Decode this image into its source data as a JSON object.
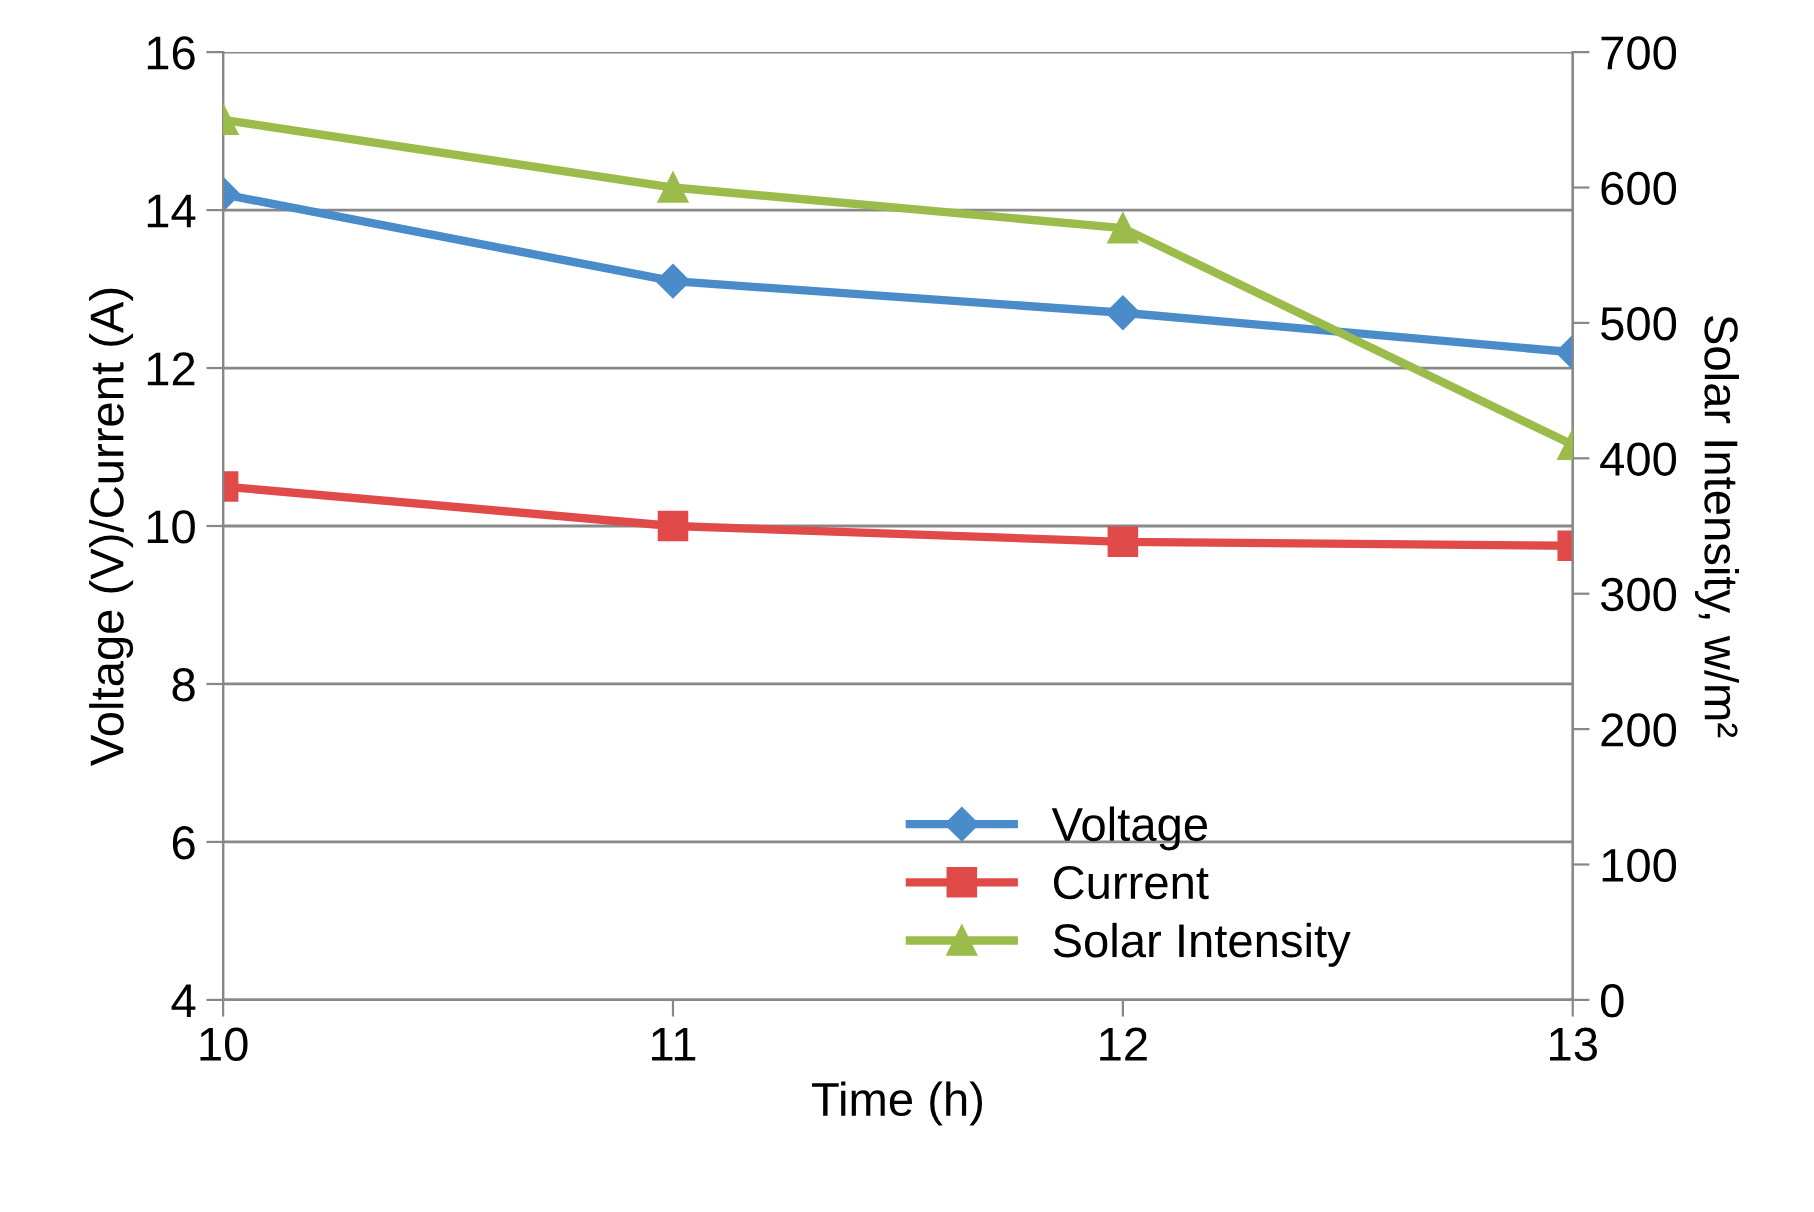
{
  "chart_data": {
    "type": "line",
    "xlabel": "Time (h)",
    "ylabel": "Voltage (V)/Current (A)",
    "y2label": "Solar Intensity, w/m²",
    "x": [
      10,
      11,
      12,
      13
    ],
    "series": [
      {
        "name": "Voltage",
        "color": "#4a8bc9",
        "values": [
          14.2,
          13.1,
          12.7,
          12.2
        ],
        "marker": "diamond"
      },
      {
        "name": "Current",
        "color": "#e04a48",
        "values": [
          10.5,
          10.0,
          9.8,
          9.75
        ],
        "marker": "square"
      },
      {
        "name": "Solar Intensity",
        "color": "#9bbb4a",
        "values": [
          650,
          600,
          570,
          410
        ],
        "marker": "triangle",
        "axis": "y2"
      }
    ],
    "xlim": [
      10,
      13
    ],
    "xticks": [
      10,
      11,
      12,
      13
    ],
    "ylim": [
      4,
      16
    ],
    "yticks": [
      4,
      6,
      8,
      10,
      12,
      14,
      16
    ],
    "y2lim": [
      0,
      700
    ],
    "y2ticks": [
      0,
      100,
      200,
      300,
      400,
      500,
      600,
      700
    ],
    "grid": "y",
    "legend": "bottom right",
    "line_style": "solid"
  }
}
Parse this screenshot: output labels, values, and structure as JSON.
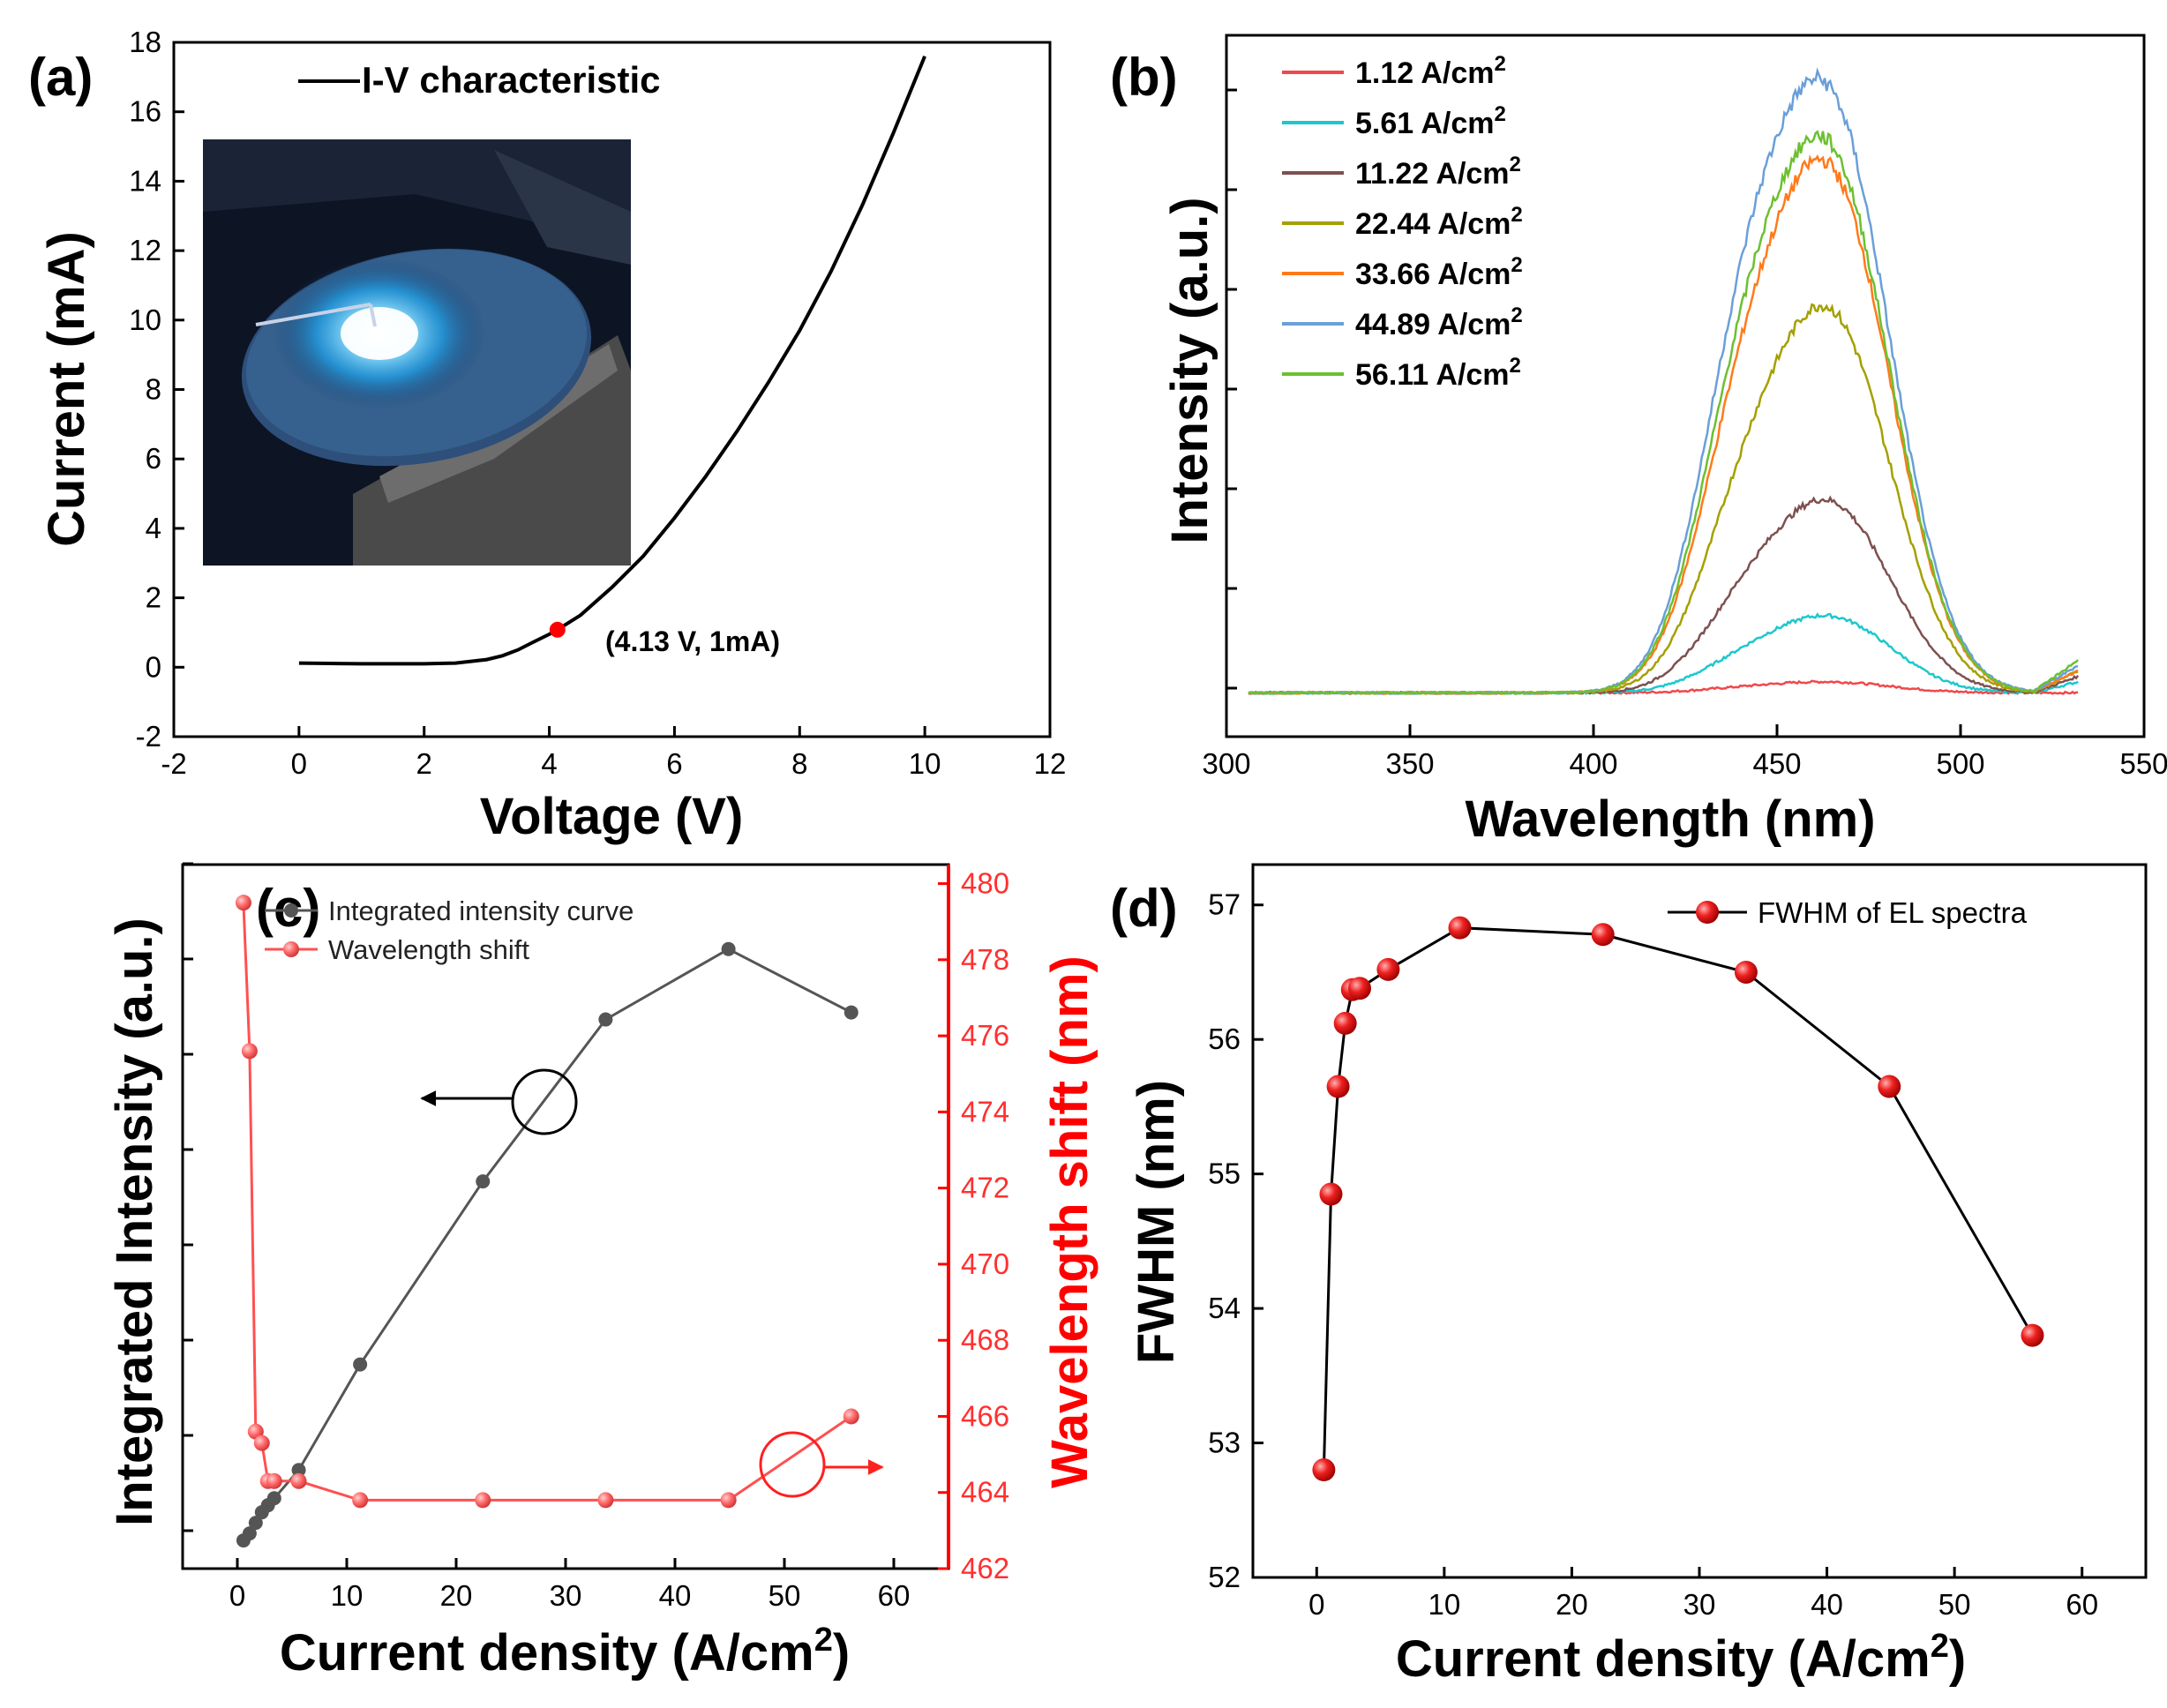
★ ★ ★ ★ ★ ★ ★
— Task details —
What comes back should match the records exactly, minus any pictures.

— Finished exercise —
Decode this image into its source data as a JSON object.
{
  "chart_data": {
    "type": "line",
    "xlabel": "Time (h)",
    "ylabel": "Voltage (V)/Current (A)",
    "y2label": "Solar Intensity, w/m²",
    "x": [
      10,
      11,
      12,
      13
    ],
    "series": [
      {
        "name": "Voltage",
        "color": "#4a8bc9",
        "values": [
          14.2,
          13.1,
          12.7,
          12.2
        ],
        "marker": "diamond"
      },
      {
        "name": "Current",
        "color": "#e04a48",
        "values": [
          10.5,
          10.0,
          9.8,
          9.75
        ],
        "marker": "square"
      },
      {
        "name": "Solar Intensity",
        "color": "#9bbb4a",
        "values": [
          650,
          600,
          570,
          410
        ],
        "marker": "triangle",
        "axis": "y2"
      }
    ],
    "xlim": [
      10,
      13
    ],
    "xticks": [
      10,
      11,
      12,
      13
    ],
    "ylim": [
      4,
      16
    ],
    "yticks": [
      4,
      6,
      8,
      10,
      12,
      14,
      16
    ],
    "y2lim": [
      0,
      700
    ],
    "y2ticks": [
      0,
      100,
      200,
      300,
      400,
      500,
      600,
      700
    ],
    "grid": "y",
    "legend": "bottom right",
    "line_style": "solid"
  }
}
Parse this screenshot: output labels, values, and structure as JSON.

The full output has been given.